_PROVIDED RECORDS_

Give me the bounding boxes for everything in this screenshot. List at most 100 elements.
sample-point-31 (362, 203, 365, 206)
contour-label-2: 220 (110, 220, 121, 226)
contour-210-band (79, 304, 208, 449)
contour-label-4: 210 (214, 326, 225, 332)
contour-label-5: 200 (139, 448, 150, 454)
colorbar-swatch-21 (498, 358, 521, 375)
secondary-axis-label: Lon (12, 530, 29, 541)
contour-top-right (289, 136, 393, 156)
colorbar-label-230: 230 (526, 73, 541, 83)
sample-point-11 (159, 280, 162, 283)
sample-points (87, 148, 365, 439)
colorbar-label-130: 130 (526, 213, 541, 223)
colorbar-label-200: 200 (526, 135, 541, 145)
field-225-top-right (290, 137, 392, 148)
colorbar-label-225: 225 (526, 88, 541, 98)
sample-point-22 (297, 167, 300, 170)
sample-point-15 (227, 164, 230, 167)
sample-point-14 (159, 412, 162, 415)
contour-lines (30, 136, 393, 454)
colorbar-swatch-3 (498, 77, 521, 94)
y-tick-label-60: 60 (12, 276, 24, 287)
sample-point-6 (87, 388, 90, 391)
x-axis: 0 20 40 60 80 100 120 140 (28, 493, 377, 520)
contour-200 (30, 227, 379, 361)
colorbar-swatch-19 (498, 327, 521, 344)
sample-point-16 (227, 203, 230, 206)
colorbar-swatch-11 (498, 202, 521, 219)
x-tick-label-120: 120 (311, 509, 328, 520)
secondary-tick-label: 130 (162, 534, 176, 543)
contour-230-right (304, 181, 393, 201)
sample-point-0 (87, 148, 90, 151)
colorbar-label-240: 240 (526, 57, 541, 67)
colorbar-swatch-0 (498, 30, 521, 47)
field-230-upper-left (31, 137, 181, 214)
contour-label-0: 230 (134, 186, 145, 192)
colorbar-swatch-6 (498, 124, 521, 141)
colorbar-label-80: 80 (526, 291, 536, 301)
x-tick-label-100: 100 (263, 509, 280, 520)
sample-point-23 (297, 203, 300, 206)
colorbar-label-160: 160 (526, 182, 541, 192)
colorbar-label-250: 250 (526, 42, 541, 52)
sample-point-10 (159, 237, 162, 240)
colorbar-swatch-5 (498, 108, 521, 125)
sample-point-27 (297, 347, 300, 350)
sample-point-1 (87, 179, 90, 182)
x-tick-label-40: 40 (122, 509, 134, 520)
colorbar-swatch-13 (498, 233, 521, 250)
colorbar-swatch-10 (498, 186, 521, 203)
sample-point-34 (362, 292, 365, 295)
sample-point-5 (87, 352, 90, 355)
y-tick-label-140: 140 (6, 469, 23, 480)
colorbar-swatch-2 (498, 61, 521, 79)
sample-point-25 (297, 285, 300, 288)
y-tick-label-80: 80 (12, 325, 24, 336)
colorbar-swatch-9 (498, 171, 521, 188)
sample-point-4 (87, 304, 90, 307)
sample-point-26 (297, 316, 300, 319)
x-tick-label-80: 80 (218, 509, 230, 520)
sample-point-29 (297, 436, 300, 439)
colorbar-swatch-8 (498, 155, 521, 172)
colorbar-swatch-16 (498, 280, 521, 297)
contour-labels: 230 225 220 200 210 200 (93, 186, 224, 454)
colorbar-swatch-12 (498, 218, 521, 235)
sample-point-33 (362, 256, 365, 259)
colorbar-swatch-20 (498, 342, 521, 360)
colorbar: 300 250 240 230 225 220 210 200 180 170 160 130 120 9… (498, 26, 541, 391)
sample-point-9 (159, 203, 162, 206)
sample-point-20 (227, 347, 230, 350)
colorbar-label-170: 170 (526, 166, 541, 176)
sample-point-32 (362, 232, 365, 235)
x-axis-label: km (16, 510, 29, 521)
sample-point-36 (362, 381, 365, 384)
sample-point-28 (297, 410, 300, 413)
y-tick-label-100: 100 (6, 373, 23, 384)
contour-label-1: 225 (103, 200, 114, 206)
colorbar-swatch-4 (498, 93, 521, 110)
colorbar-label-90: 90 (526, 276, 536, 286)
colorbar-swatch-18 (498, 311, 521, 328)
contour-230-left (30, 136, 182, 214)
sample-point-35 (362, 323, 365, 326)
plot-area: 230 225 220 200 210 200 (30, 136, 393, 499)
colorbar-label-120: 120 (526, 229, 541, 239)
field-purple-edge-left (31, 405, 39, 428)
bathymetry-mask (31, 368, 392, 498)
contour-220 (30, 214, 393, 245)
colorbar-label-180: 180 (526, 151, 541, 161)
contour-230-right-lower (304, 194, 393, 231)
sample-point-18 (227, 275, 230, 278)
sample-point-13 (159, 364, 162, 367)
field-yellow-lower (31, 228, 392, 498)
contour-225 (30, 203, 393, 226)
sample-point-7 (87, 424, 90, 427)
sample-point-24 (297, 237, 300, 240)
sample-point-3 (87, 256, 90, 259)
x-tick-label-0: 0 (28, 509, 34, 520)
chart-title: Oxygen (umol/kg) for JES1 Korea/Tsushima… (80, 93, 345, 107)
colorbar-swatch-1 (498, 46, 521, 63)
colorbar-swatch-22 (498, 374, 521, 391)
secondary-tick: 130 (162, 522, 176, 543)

_PROBLEM STATEMENT_
Reproduce every line of the entries above verbatim, with no changes.

_SOLUTION TO THIS EXERCISE_
Give me the bounding boxes for everything in this screenshot. List at most 100 elements.
sample-point-31 (362, 203, 365, 206)
contour-label-2: 220 (110, 220, 121, 226)
contour-210-band (79, 304, 208, 449)
contour-label-4: 210 (214, 326, 225, 332)
contour-label-5: 200 (139, 448, 150, 454)
colorbar-swatch-21 (498, 358, 521, 375)
secondary-axis-label: Lon (12, 530, 29, 541)
contour-top-right (289, 136, 393, 156)
colorbar-label-230: 230 (526, 73, 541, 83)
sample-point-11 (159, 280, 162, 283)
sample-points (87, 148, 365, 439)
colorbar-label-130: 130 (526, 213, 541, 223)
colorbar-label-200: 200 (526, 135, 541, 145)
field-225-top-right (290, 137, 392, 148)
colorbar-label-225: 225 (526, 88, 541, 98)
sample-point-22 (297, 167, 300, 170)
sample-point-15 (227, 164, 230, 167)
sample-point-14 (159, 412, 162, 415)
contour-lines (30, 136, 393, 454)
colorbar-swatch-3 (498, 77, 521, 94)
y-tick-label-60: 60 (12, 276, 24, 287)
sample-point-6 (87, 388, 90, 391)
x-axis: 0 20 40 60 80 100 120 140 (28, 493, 377, 520)
contour-200 (30, 227, 379, 361)
colorbar-swatch-19 (498, 327, 521, 344)
sample-point-16 (227, 203, 230, 206)
colorbar-swatch-11 (498, 202, 521, 219)
x-tick-label-120: 120 (311, 509, 328, 520)
secondary-tick-label: 130 (162, 534, 176, 543)
contour-230-right (304, 181, 393, 201)
sample-point-0 (87, 148, 90, 151)
colorbar-label-240: 240 (526, 57, 541, 67)
colorbar-swatch-0 (498, 30, 521, 47)
field-230-upper-left (31, 137, 181, 214)
contour-label-0: 230 (134, 186, 145, 192)
colorbar-swatch-6 (498, 124, 521, 141)
colorbar-label-80: 80 (526, 291, 536, 301)
x-tick-label-100: 100 (263, 509, 280, 520)
sample-point-23 (297, 203, 300, 206)
colorbar-label-160: 160 (526, 182, 541, 192)
colorbar-label-250: 250 (526, 42, 541, 52)
sample-point-10 (159, 237, 162, 240)
colorbar-swatch-5 (498, 108, 521, 125)
sample-point-27 (297, 347, 300, 350)
sample-point-1 (87, 179, 90, 182)
x-tick-label-40: 40 (122, 509, 134, 520)
colorbar-swatch-13 (498, 233, 521, 250)
colorbar-swatch-10 (498, 186, 521, 203)
sample-point-34 (362, 292, 365, 295)
sample-point-5 (87, 352, 90, 355)
y-tick-label-140: 140 (6, 469, 23, 480)
colorbar-swatch-2 (498, 61, 521, 79)
sample-point-25 (297, 285, 300, 288)
y-tick-label-80: 80 (12, 325, 24, 336)
colorbar-swatch-9 (498, 171, 521, 188)
sample-point-4 (87, 304, 90, 307)
sample-point-26 (297, 316, 300, 319)
x-tick-label-80: 80 (218, 509, 230, 520)
sample-point-29 (297, 436, 300, 439)
colorbar-swatch-8 (498, 155, 521, 172)
colorbar-swatch-16 (498, 280, 521, 297)
contour-labels: 230 225 220 200 210 200 (93, 186, 224, 454)
colorbar-swatch-12 (498, 218, 521, 235)
sample-point-33 (362, 256, 365, 259)
colorbar-swatch-20 (498, 342, 521, 360)
colorbar: 300 250 240 230 225 220 210 200 180 170 160 130 120 9… (498, 26, 541, 391)
sample-point-9 (159, 203, 162, 206)
sample-point-20 (227, 347, 230, 350)
colorbar-label-170: 170 (526, 166, 541, 176)
sample-point-32 (362, 232, 365, 235)
x-axis-label: km (16, 510, 29, 521)
sample-point-36 (362, 381, 365, 384)
sample-point-28 (297, 410, 300, 413)
y-tick-label-100: 100 (6, 373, 23, 384)
contour-label-1: 225 (103, 200, 114, 206)
colorbar-swatch-4 (498, 93, 521, 110)
colorbar-label-90: 90 (526, 276, 536, 286)
colorbar-swatch-18 (498, 311, 521, 328)
contour-230-left (30, 136, 182, 214)
sample-point-35 (362, 323, 365, 326)
plot-area: 230 225 220 200 210 200 (30, 136, 393, 499)
colorbar-label-120: 120 (526, 229, 541, 239)
field-purple-edge-left (31, 405, 39, 428)
bathymetry-mask (31, 368, 392, 498)
contour-220 (30, 214, 393, 245)
colorbar-label-180: 180 (526, 151, 541, 161)
contour-230-right-lower (304, 194, 393, 231)
sample-point-18 (227, 275, 230, 278)
sample-point-13 (159, 364, 162, 367)
field-yellow-lower (31, 228, 392, 498)
contour-225 (30, 203, 393, 226)
sample-point-7 (87, 424, 90, 427)
sample-point-24 (297, 237, 300, 240)
sample-point-3 (87, 256, 90, 259)
x-tick-label-0: 0 (28, 509, 34, 520)
chart-title: Oxygen (umol/kg) for JES1 Korea/Tsushima… (80, 93, 345, 107)
colorbar-swatch-1 (498, 46, 521, 63)
colorbar-swatch-22 (498, 374, 521, 391)
secondary-tick: 130 (162, 522, 176, 543)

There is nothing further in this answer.